┌──

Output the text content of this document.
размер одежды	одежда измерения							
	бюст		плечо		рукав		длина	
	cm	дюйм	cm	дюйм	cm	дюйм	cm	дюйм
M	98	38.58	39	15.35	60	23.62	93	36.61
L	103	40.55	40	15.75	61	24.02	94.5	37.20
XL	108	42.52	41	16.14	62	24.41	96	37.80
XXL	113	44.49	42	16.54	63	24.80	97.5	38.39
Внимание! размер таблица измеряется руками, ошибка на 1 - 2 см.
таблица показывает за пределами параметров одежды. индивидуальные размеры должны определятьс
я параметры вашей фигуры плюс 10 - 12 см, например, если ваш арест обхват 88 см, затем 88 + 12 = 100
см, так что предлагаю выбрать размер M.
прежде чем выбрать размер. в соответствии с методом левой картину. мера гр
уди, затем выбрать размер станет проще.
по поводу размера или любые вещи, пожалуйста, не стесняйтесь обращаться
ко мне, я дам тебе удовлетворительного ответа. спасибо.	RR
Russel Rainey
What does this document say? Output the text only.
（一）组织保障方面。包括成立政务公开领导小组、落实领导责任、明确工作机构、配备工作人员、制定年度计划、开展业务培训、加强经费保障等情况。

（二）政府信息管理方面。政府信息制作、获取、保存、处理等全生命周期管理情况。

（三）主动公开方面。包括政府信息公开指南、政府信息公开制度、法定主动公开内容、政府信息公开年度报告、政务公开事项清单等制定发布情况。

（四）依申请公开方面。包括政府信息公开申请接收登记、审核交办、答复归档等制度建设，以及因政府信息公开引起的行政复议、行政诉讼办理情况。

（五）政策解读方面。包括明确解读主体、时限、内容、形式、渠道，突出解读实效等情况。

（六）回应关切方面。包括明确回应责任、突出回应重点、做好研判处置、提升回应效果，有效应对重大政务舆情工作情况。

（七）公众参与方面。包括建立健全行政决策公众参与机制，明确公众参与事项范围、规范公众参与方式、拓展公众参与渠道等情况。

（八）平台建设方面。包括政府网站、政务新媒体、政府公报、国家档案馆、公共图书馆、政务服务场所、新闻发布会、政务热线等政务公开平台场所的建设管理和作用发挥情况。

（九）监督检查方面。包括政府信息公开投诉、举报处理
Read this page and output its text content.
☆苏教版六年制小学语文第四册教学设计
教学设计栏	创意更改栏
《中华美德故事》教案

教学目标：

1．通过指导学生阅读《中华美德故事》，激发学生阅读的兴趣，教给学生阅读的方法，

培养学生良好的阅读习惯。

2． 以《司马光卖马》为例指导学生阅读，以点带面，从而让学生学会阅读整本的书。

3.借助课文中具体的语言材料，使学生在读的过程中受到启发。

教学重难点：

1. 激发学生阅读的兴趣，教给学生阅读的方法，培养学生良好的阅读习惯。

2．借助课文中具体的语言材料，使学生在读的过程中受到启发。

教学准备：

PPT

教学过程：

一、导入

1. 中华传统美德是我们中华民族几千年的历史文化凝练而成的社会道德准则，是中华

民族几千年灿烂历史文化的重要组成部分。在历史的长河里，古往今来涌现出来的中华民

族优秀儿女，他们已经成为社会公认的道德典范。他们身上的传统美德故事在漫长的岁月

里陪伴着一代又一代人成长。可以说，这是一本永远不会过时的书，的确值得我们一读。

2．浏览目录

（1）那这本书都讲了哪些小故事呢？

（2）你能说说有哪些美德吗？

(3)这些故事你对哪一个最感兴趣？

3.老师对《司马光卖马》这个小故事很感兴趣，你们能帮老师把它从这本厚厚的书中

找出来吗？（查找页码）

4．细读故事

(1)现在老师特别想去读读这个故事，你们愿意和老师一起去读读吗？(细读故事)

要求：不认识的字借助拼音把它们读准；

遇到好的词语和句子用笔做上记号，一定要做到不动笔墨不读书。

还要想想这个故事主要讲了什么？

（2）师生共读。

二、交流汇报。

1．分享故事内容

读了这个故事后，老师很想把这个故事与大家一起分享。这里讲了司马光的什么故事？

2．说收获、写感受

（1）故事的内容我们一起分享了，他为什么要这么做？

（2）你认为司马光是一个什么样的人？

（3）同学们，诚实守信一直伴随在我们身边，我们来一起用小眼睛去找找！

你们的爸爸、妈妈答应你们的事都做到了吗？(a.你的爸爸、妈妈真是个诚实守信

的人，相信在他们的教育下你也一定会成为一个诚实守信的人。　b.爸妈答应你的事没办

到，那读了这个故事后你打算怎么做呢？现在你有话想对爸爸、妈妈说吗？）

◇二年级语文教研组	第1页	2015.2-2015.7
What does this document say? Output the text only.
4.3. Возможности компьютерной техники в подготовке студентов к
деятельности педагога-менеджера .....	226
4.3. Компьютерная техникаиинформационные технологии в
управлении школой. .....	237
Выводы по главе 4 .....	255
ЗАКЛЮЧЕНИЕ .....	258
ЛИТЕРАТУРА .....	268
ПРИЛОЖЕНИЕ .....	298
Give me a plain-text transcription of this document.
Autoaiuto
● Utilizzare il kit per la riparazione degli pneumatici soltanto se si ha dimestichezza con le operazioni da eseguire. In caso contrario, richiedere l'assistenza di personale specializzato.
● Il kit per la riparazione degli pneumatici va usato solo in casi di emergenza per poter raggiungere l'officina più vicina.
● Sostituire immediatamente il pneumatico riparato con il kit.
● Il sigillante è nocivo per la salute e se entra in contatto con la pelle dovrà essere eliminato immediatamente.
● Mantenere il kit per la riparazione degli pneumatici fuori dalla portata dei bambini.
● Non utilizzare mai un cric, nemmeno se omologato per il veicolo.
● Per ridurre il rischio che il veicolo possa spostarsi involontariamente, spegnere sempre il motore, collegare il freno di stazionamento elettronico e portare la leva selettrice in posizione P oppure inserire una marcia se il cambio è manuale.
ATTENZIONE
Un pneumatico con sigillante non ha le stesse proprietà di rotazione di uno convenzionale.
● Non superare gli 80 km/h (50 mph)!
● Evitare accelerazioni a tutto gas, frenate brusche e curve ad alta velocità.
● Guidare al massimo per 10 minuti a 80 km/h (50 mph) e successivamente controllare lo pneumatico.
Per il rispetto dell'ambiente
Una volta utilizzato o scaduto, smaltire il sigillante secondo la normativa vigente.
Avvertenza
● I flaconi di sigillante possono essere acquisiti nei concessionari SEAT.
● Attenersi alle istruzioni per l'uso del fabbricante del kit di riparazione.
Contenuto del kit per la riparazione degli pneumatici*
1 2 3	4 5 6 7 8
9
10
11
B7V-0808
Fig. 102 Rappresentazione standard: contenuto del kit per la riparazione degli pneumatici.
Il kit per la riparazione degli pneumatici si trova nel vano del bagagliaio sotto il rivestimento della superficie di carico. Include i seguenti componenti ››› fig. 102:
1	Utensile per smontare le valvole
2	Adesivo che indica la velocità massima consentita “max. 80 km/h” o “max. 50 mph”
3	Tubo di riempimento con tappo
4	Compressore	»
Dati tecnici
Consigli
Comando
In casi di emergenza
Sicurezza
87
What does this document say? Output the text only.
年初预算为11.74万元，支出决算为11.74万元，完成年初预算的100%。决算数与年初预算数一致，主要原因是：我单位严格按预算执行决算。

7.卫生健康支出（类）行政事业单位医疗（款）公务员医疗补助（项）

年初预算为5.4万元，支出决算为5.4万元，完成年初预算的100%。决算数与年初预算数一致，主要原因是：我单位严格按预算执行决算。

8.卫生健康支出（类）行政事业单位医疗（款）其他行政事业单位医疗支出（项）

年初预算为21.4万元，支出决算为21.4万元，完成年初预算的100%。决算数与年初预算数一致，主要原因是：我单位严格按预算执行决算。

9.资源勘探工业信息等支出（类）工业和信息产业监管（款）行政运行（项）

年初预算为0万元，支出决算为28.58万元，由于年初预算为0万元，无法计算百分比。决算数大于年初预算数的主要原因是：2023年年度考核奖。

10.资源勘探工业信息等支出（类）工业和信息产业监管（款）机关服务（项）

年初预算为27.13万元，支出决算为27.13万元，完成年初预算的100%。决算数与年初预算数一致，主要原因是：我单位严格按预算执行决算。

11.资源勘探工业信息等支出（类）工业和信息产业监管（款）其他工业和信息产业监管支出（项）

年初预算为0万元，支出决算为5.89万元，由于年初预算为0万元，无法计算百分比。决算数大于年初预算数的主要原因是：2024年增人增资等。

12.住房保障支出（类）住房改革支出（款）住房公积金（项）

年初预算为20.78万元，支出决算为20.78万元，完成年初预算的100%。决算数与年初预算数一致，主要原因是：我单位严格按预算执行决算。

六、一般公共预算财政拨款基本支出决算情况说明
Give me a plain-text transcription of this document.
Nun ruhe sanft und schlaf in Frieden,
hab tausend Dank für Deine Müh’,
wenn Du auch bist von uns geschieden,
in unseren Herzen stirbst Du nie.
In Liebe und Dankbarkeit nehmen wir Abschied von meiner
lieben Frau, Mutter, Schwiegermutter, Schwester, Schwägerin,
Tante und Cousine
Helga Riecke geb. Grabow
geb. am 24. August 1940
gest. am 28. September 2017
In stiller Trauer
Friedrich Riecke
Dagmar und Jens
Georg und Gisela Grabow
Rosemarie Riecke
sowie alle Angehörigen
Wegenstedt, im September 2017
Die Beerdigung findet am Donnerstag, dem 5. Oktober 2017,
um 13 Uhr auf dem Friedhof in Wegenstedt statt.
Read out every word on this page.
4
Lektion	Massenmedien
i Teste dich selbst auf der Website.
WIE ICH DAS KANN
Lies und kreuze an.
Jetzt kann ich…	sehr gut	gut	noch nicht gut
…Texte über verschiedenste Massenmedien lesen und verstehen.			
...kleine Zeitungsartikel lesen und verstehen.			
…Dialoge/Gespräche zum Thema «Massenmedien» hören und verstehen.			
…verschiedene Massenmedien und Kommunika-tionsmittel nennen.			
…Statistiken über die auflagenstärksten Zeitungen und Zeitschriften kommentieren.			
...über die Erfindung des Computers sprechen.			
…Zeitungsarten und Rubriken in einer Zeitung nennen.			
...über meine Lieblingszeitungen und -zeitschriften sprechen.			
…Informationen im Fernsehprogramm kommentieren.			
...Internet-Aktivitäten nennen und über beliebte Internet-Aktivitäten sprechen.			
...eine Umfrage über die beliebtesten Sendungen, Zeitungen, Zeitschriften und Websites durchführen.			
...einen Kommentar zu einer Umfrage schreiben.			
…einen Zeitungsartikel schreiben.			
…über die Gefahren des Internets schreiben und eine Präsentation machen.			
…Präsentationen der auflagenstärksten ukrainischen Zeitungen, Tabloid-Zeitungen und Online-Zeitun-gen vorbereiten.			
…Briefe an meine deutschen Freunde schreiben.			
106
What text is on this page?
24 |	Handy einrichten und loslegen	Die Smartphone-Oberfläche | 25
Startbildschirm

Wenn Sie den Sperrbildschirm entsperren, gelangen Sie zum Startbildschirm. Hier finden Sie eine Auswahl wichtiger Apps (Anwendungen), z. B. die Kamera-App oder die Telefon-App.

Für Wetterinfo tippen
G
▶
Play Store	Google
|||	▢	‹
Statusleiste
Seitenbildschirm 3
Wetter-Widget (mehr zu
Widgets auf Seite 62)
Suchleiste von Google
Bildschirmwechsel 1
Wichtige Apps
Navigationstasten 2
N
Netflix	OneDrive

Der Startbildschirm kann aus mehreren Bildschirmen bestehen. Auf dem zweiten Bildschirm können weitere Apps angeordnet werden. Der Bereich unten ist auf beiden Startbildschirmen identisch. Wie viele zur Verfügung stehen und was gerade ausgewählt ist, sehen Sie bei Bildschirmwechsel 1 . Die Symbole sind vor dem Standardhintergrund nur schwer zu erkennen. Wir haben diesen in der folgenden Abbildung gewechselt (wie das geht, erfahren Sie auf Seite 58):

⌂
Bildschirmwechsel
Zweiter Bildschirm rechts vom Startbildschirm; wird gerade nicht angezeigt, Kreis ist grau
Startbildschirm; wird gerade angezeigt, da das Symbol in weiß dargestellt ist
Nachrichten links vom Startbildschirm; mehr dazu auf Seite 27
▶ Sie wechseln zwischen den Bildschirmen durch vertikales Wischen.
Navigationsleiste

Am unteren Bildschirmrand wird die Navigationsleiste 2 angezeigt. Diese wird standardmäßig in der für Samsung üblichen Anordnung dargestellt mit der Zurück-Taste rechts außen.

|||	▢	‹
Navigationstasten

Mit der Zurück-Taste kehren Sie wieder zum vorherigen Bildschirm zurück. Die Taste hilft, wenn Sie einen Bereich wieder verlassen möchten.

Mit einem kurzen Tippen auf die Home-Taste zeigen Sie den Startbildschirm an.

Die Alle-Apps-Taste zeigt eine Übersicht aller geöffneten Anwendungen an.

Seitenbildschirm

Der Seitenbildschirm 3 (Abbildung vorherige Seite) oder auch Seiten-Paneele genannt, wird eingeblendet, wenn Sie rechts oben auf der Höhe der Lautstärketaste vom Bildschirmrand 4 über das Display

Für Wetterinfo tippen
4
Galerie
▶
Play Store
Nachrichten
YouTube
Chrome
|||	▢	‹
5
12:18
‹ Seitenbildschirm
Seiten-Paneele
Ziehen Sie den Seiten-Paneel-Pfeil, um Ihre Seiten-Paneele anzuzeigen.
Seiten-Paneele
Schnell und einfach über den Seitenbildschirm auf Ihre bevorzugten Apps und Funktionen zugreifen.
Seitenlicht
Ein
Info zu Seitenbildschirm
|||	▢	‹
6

└──

* Written exercise *
Collect from the data above every line that includes "таблица".

* Solution to the exercise *
Внимание! размер таблица измеряется руками, ошибка на 1 - 2 см.
таблица показывает за пределами параметров одежды. индивидуальные размеры должны определятьс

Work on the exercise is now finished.